Given records -
---+---

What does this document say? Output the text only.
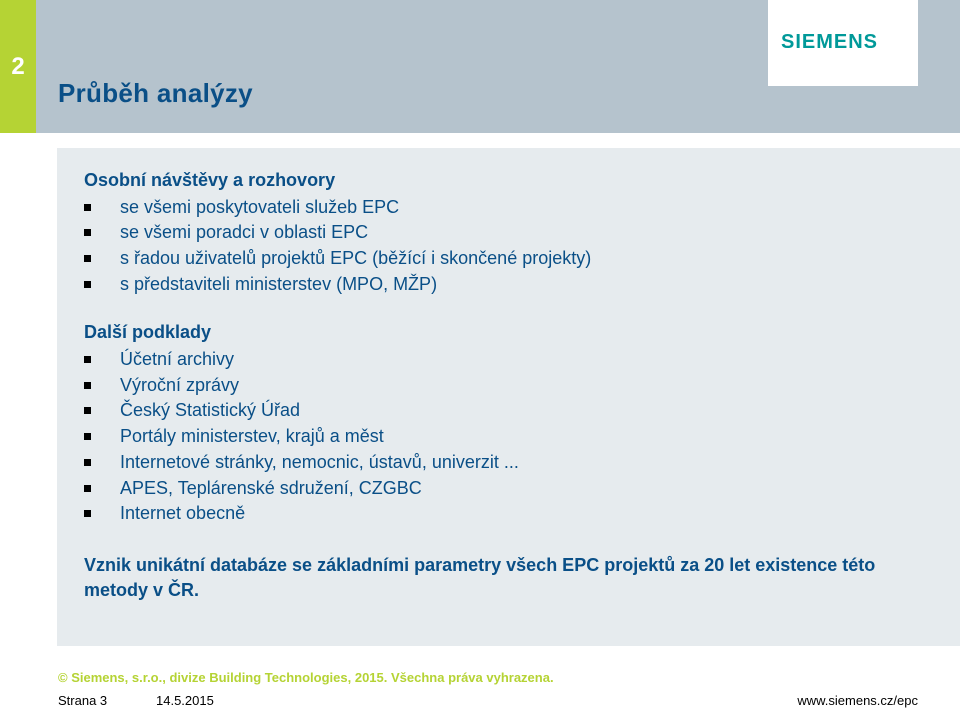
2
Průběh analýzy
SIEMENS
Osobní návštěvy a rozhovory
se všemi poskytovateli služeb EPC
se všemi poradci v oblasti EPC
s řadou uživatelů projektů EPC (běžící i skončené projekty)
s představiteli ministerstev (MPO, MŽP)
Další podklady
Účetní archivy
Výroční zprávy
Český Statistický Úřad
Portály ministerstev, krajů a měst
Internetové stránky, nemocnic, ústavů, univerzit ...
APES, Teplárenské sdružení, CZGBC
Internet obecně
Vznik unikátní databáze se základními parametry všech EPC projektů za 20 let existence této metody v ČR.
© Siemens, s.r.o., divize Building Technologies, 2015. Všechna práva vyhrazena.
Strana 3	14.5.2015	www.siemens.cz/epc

---+---

Written task -
Without including any pictures, please restate all the records exactly.

Expected output -
What does this document say? Output the text only.
2
Průběh analýzy
SIEMENS
Osobní návštěvy a rozhovory
se všemi poskytovateli služeb EPC
se všemi poradci v oblasti EPC
s řadou uživatelů projektů EPC (běžící i skončené projekty)
s představiteli ministerstev (MPO, MŽP)
Další podklady
Účetní archivy
Výroční zprávy
Český Statistický Úřad
Portály ministerstev, krajů a měst
Internetové stránky, nemocnic, ústavů, univerzit ...
APES, Teplárenské sdružení, CZGBC
Internet obecně
Vznik unikátní databáze se základními parametry všech EPC projektů za 20 let existence této metody v ČR.
© Siemens, s.r.o., divize Building Technologies, 2015. Všechna práva vyhrazena.
Strana 3	14.5.2015	www.siemens.cz/epc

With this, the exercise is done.